(Your goal):
Format every line of the data below as a JSON list of strings, one string per line, leaving out blank lines.

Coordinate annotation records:

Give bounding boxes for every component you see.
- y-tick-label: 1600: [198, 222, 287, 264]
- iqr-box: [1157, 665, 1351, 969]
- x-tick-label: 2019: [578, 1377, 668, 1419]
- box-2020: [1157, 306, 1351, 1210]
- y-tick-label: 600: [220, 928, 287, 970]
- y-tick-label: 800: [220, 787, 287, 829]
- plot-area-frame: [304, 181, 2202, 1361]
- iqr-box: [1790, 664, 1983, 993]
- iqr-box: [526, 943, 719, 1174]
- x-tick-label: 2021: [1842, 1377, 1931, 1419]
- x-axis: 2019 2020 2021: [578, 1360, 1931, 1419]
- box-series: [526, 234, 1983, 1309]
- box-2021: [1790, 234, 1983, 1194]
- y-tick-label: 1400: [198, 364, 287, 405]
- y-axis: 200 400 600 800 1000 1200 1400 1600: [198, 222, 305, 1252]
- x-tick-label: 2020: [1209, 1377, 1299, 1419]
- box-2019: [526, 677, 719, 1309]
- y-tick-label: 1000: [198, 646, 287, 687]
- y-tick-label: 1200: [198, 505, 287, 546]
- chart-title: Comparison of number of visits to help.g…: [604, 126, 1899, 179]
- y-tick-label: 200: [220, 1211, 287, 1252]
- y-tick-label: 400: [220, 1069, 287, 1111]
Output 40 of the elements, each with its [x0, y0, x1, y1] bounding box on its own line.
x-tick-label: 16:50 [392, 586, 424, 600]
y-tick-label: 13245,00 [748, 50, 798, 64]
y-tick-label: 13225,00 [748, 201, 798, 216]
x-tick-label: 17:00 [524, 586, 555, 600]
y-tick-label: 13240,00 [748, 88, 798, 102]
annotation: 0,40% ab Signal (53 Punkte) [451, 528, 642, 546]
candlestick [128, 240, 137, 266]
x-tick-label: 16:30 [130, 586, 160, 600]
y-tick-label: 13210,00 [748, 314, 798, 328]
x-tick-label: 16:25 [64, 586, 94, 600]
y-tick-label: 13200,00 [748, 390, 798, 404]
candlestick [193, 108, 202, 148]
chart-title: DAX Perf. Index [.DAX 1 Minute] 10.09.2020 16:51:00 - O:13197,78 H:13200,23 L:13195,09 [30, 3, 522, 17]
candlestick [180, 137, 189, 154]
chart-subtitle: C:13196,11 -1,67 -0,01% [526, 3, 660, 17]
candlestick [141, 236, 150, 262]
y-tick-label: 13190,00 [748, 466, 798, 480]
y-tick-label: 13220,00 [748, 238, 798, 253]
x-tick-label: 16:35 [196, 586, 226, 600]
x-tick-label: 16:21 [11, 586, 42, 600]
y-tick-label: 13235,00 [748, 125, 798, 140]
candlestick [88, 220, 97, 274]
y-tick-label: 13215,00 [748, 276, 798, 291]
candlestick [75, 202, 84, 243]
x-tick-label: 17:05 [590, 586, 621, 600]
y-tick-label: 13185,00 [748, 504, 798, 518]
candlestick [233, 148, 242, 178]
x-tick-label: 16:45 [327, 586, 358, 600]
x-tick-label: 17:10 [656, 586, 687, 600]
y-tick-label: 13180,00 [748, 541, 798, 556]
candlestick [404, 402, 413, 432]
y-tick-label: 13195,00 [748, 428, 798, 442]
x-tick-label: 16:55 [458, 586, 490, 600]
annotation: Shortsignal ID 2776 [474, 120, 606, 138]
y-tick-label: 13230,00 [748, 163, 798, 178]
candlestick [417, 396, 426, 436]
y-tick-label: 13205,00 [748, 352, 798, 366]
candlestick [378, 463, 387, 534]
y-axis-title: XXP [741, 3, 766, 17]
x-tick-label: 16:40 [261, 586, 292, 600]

(The reply):
[
  "Give bounding boxes for every component you see.",
  "- y-tick-label: 1600: [198, 222, 287, 264]",
  "- iqr-box: [1157, 665, 1351, 969]",
  "- x-tick-label: 2019: [578, 1377, 668, 1419]",
  "- box-2020: [1157, 306, 1351, 1210]",
  "- y-tick-label: 600: [220, 928, 287, 970]",
  "- y-tick-label: 800: [220, 787, 287, 829]",
  "- plot-area-frame: [304, 181, 2202, 1361]",
  "- iqr-box: [1790, 664, 1983, 993]",
  "- iqr-box: [526, 943, 719, 1174]",
  "- x-tick-label: 2021: [1842, 1377, 1931, 1419]",
  "- x-axis: 2019 2020 2021: [578, 1360, 1931, 1419]",
  "- box-series: [526, 234, 1983, 1309]",
  "- box-2021: [1790, 234, 1983, 1194]",
  "- y-tick-label: 1400: [198, 364, 287, 405]",
  "- y-axis: 200 400 600 800 1000 1200 1400 1600: [198, 222, 305, 1252]",
  "- x-tick-label: 2020: [1209, 1377, 1299, 1419]",
  "- box-2019: [526, 677, 719, 1309]",
  "- y-tick-label: 1000: [198, 646, 287, 687]",
  "- y-tick-label: 1200: [198, 505, 287, 546]",
  "- chart-title: Comparison of number of visits to help.g…: [604, 126, 1899, 179]",
  "- y-tick-label: 200: [220, 1211, 287, 1252]",
  "- y-tick-label: 400: [220, 1069, 287, 1111]",
  "Output 40 of the elements, each with its [x0, y0, x1, y1] bounding box on its own line.",
  "x-tick-label: 16:50 [392, 586, 424, 600]",
  "y-tick-label: 13245,00 [748, 50, 798, 64]",
  "y-tick-label: 13225,00 [748, 201, 798, 216]",
  "x-tick-label: 17:00 [524, 586, 555, 600]",
  "y-tick-label: 13240,00 [748, 88, 798, 102]",
  "annotation: 0,40% ab Signal (53 Punkte) [451, 528, 642, 546]",
  "candlestick [128, 240, 137, 266]",
  "x-tick-label: 16:30 [130, 586, 160, 600]",
  "y-tick-label: 13210,00 [748, 314, 798, 328]",
  "x-tick-label: 16:25 [64, 586, 94, 600]",
  "y-tick-label: 13200,00 [748, 390, 798, 404]",
  "candlestick [193, 108, 202, 148]",
  "chart-title: DAX Perf. Index [.DAX 1 Minute] 10.09.2020 16:51:00 - O:13197,78 H:13200,23 L:13195,09 [30, 3, 522, 17]",
  "candlestick [180, 137, 189, 154]",
  "chart-subtitle: C:13196,11 -1,67 -0,01% [526, 3, 660, 17]",
  "candlestick [141, 236, 150, 262]",
  "y-tick-label: 13190,00 [748, 466, 798, 480]",
  "y-tick-label: 13220,00 [748, 238, 798, 253]",
  "x-tick-label: 16:35 [196, 586, 226, 600]",
  "x-tick-label: 16:21 [11, 586, 42, 600]",
  "y-tick-label: 13235,00 [748, 125, 798, 140]",
  "candlestick [88, 220, 97, 274]",
  "y-tick-label: 13215,00 [748, 276, 798, 291]",
  "candlestick [75, 202, 84, 243]",
  "x-tick-label: 17:05 [590, 586, 621, 600]",
  "y-tick-label: 13185,00 [748, 504, 798, 518]",
  "candlestick [233, 148, 242, 178]",
  "x-tick-label: 16:45 [327, 586, 358, 600]",
  "x-tick-label: 17:10 [656, 586, 687, 600]",
  "y-tick-label: 13180,00 [748, 541, 798, 556]",
  "candlestick [404, 402, 413, 432]",
  "y-tick-label: 13195,00 [748, 428, 798, 442]",
  "x-tick-label: 16:55 [458, 586, 490, 600]",
  "annotation: Shortsignal ID 2776 [474, 120, 606, 138]",
  "y-tick-label: 13230,00 [748, 163, 798, 178]",
  "candlestick [417, 396, 426, 436]",
  "y-tick-label: 13205,00 [748, 352, 798, 366]",
  "candlestick [378, 463, 387, 534]",
  "y-axis-title: XXP [741, 3, 766, 17]",
  "x-tick-label: 16:40 [261, 586, 292, 600]"
]